##### LISTING #####

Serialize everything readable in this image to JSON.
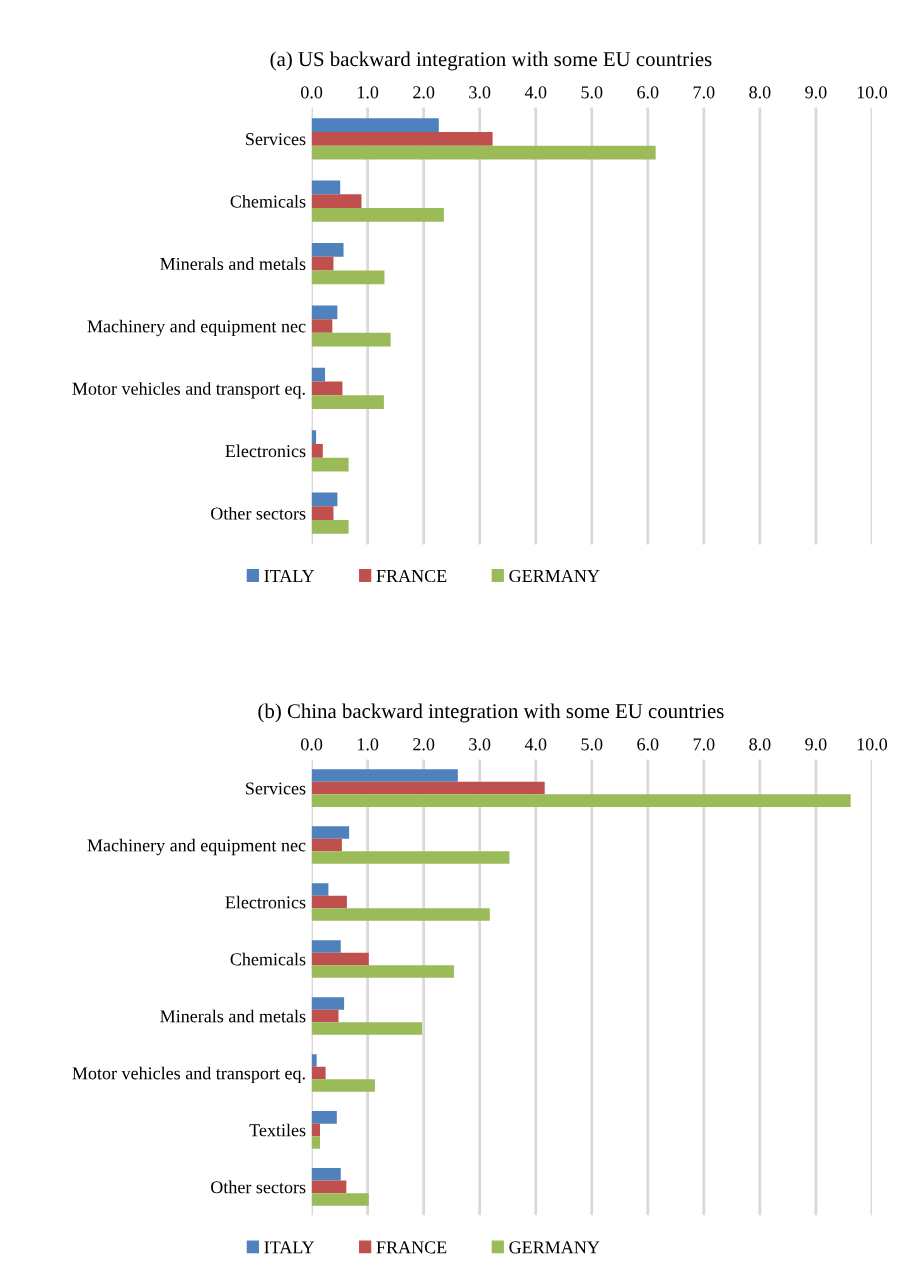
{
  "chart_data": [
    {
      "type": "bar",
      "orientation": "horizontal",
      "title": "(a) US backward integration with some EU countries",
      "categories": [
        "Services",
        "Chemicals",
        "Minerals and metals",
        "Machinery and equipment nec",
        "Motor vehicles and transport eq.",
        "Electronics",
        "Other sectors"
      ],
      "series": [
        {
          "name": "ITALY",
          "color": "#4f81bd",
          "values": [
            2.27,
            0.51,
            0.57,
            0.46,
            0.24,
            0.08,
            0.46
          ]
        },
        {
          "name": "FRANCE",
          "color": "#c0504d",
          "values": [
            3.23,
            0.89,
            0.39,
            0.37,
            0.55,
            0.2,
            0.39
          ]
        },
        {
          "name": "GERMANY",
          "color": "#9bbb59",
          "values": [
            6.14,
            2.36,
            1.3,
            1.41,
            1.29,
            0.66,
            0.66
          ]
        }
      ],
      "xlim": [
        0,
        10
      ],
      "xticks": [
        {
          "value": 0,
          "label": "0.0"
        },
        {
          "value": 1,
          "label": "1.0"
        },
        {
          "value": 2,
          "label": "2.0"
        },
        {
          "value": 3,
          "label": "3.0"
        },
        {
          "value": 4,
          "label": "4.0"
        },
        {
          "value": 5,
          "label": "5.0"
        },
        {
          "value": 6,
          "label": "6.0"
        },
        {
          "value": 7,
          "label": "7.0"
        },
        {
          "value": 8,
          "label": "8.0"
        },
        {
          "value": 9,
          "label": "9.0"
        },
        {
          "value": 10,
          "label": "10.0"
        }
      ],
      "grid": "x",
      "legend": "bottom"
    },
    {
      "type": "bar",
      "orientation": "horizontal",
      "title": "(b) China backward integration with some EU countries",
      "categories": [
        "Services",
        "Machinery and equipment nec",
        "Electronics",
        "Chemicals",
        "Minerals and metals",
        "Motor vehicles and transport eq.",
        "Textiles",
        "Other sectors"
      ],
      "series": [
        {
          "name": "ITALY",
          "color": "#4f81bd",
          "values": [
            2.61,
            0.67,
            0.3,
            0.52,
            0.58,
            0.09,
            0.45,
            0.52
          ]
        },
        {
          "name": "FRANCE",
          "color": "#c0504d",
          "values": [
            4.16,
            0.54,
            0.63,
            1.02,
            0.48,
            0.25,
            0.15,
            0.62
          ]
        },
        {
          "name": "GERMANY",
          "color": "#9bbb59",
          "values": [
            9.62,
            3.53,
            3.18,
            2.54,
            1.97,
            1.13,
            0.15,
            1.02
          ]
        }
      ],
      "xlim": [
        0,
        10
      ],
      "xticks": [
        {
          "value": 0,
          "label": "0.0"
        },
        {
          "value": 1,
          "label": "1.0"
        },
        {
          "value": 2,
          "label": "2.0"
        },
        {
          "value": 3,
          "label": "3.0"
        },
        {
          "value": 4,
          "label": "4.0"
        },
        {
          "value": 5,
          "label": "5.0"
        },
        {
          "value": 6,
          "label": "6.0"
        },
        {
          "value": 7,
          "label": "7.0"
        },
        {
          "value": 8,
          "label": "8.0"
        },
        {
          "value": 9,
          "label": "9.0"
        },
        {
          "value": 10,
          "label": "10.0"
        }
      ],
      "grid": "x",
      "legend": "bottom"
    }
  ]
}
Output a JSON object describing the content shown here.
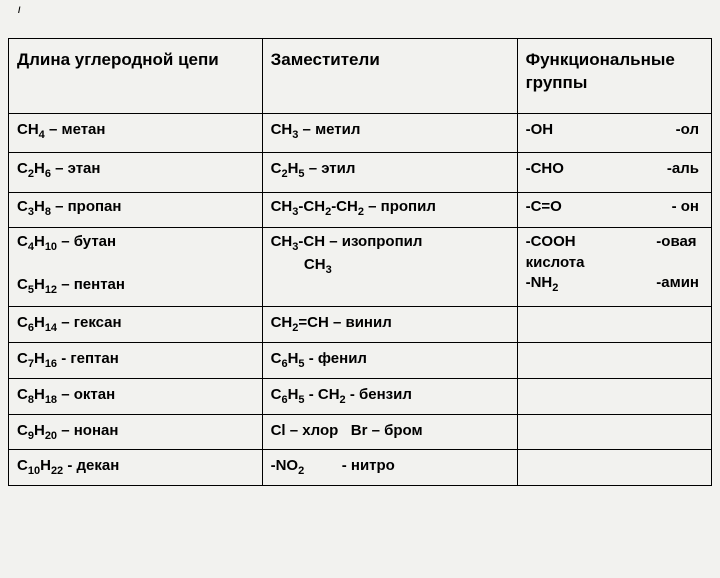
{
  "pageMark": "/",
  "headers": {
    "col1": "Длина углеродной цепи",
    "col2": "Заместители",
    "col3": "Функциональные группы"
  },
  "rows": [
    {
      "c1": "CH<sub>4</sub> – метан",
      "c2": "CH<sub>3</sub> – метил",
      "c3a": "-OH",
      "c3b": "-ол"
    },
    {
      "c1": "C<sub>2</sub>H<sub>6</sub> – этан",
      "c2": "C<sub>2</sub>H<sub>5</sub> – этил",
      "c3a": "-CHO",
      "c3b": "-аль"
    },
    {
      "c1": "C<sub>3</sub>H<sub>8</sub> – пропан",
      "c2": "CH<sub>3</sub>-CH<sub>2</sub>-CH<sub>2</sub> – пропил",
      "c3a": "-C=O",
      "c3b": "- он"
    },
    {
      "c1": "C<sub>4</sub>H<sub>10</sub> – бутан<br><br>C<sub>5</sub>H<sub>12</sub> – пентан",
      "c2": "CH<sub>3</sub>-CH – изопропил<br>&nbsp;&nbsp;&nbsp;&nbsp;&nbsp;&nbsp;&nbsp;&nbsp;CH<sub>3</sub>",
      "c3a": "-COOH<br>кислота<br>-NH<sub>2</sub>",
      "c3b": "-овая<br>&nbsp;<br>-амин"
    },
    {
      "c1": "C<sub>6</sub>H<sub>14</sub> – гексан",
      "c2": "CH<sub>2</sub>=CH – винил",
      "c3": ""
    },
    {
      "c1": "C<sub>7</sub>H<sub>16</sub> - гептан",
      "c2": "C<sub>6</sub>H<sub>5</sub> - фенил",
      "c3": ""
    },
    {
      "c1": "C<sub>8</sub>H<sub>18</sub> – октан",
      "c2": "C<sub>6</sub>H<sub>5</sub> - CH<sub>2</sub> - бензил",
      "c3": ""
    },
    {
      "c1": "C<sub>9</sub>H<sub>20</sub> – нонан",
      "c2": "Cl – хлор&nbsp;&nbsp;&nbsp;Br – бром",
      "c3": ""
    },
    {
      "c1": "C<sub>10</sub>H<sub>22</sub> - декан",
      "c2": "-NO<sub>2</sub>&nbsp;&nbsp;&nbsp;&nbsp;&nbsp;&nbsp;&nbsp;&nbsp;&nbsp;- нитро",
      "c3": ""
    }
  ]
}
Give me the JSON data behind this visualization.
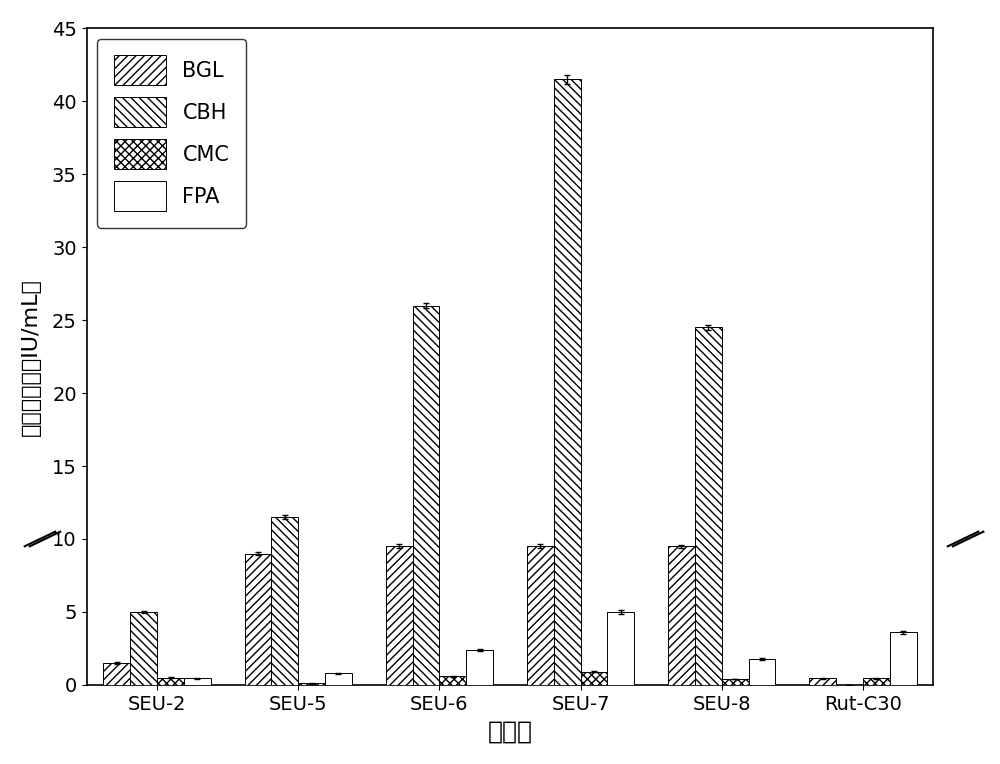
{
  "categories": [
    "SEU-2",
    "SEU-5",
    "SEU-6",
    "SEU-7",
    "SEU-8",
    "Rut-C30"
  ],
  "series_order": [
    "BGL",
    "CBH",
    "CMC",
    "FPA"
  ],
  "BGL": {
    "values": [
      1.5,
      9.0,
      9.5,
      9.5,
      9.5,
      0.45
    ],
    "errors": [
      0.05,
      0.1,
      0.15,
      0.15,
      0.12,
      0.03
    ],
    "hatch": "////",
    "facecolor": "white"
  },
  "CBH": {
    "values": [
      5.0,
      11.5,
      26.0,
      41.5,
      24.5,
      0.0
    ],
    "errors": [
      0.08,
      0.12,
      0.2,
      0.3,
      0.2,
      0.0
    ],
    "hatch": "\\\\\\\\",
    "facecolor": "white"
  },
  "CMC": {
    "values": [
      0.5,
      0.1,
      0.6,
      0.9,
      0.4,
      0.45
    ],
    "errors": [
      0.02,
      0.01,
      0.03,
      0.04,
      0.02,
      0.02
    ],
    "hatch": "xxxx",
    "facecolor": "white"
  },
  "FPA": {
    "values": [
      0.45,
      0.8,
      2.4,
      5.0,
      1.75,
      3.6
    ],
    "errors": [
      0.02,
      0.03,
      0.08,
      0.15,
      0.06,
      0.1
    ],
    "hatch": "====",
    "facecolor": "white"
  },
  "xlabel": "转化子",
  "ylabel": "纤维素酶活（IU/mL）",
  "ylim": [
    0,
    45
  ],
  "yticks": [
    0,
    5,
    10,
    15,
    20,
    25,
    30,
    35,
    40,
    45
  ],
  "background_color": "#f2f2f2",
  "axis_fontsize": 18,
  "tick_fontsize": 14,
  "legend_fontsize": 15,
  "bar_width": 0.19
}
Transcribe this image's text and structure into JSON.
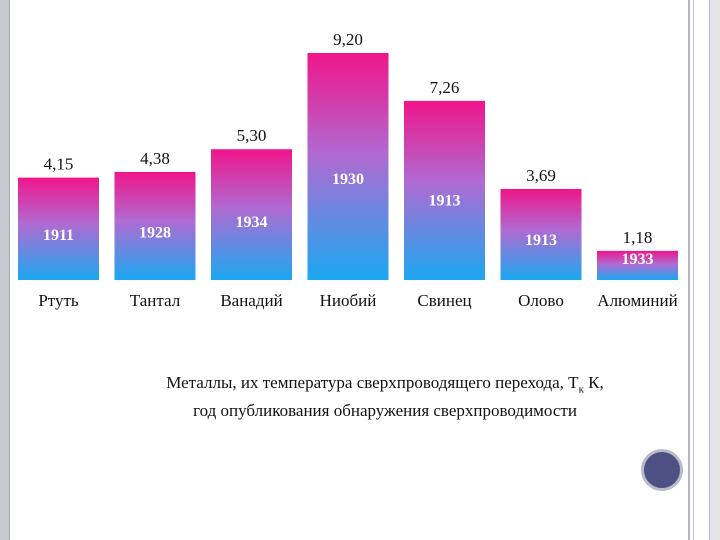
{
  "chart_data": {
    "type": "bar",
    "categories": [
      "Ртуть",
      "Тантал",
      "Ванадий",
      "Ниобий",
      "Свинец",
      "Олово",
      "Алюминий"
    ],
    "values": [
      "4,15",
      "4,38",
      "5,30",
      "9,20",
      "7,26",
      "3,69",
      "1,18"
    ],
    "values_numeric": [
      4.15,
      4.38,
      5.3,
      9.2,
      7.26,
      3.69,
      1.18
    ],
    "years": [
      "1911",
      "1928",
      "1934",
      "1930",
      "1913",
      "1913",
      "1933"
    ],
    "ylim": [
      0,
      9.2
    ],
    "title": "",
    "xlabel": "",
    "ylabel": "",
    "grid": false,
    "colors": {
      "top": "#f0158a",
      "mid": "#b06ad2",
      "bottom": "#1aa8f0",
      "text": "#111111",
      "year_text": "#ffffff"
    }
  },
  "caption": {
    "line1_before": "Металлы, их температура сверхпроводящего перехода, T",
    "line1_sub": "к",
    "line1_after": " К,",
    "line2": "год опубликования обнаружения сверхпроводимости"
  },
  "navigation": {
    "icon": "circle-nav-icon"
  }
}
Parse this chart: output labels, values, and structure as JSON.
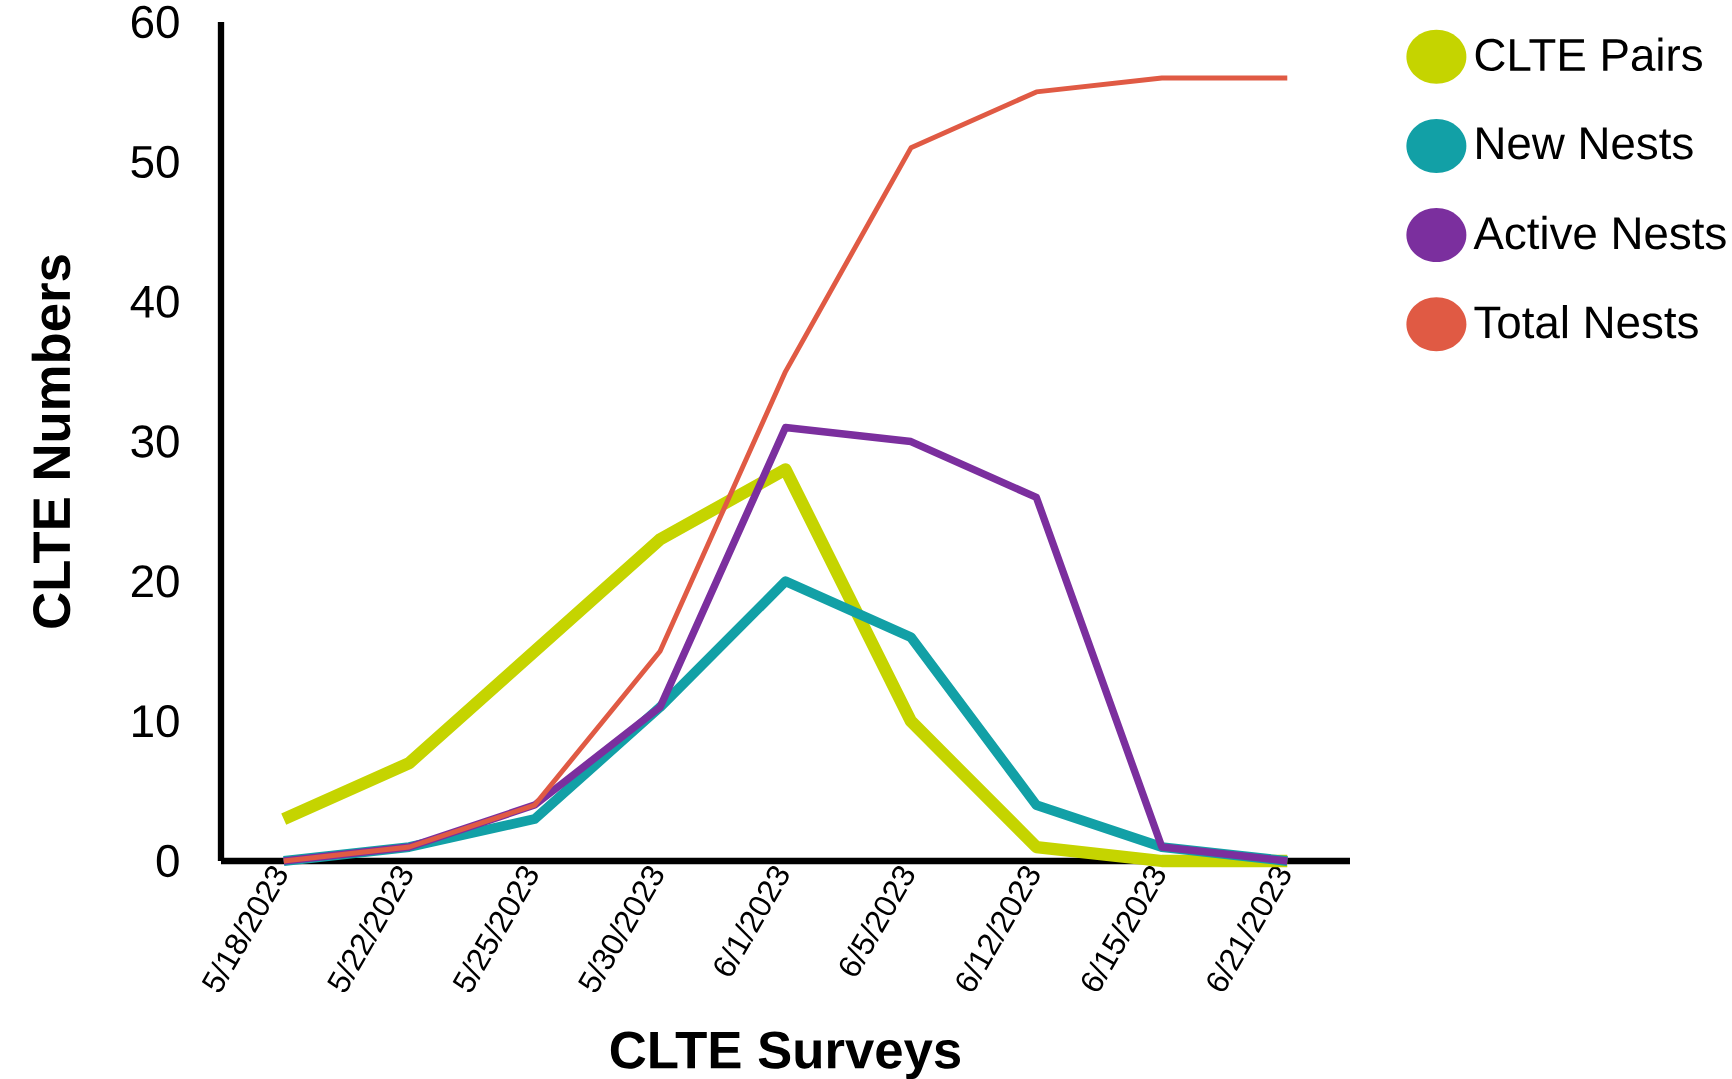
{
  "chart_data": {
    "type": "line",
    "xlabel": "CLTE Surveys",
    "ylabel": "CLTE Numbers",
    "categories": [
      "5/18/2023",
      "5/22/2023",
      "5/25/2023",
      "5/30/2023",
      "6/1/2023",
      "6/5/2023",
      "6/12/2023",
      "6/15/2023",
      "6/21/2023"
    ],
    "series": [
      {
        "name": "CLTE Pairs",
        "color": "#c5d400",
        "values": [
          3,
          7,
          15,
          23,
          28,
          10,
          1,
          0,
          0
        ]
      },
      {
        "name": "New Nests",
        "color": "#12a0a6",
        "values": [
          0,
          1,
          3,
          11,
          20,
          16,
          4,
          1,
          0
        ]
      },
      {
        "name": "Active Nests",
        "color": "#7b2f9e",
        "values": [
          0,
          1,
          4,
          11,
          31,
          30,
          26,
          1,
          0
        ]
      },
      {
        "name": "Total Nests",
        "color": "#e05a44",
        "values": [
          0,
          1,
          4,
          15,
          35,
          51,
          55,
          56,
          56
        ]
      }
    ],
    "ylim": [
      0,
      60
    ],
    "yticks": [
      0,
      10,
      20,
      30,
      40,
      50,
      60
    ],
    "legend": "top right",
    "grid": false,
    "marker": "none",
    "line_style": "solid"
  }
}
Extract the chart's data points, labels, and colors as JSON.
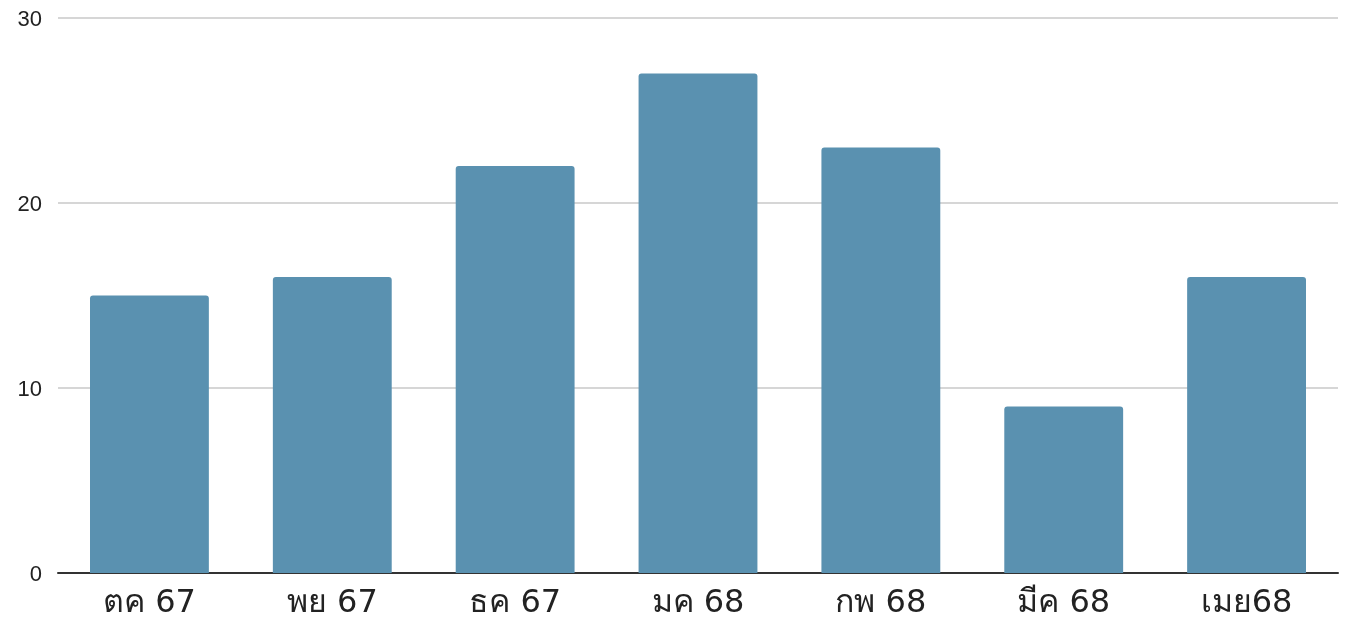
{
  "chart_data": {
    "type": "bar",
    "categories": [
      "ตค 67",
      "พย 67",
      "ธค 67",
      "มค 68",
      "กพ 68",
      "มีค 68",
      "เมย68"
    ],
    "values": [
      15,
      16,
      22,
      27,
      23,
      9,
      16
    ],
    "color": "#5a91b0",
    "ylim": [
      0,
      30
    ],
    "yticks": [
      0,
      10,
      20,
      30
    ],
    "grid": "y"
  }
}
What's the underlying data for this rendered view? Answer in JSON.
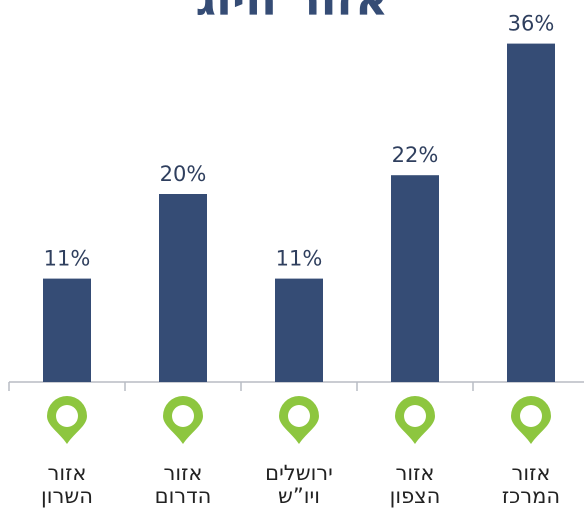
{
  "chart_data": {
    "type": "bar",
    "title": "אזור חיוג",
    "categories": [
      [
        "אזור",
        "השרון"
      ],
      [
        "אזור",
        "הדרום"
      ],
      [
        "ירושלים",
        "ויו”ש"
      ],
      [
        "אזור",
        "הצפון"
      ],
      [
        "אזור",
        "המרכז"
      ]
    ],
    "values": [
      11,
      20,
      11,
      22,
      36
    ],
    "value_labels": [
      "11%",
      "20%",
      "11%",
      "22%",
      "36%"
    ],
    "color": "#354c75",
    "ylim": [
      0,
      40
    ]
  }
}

#####

REQUIRED WORK
Which lines contain "image"? Copy each of them.

FINISHED ANSWER
Serialize everything readable in this image to JSON.
Transcribe this image's text and structure into JSON.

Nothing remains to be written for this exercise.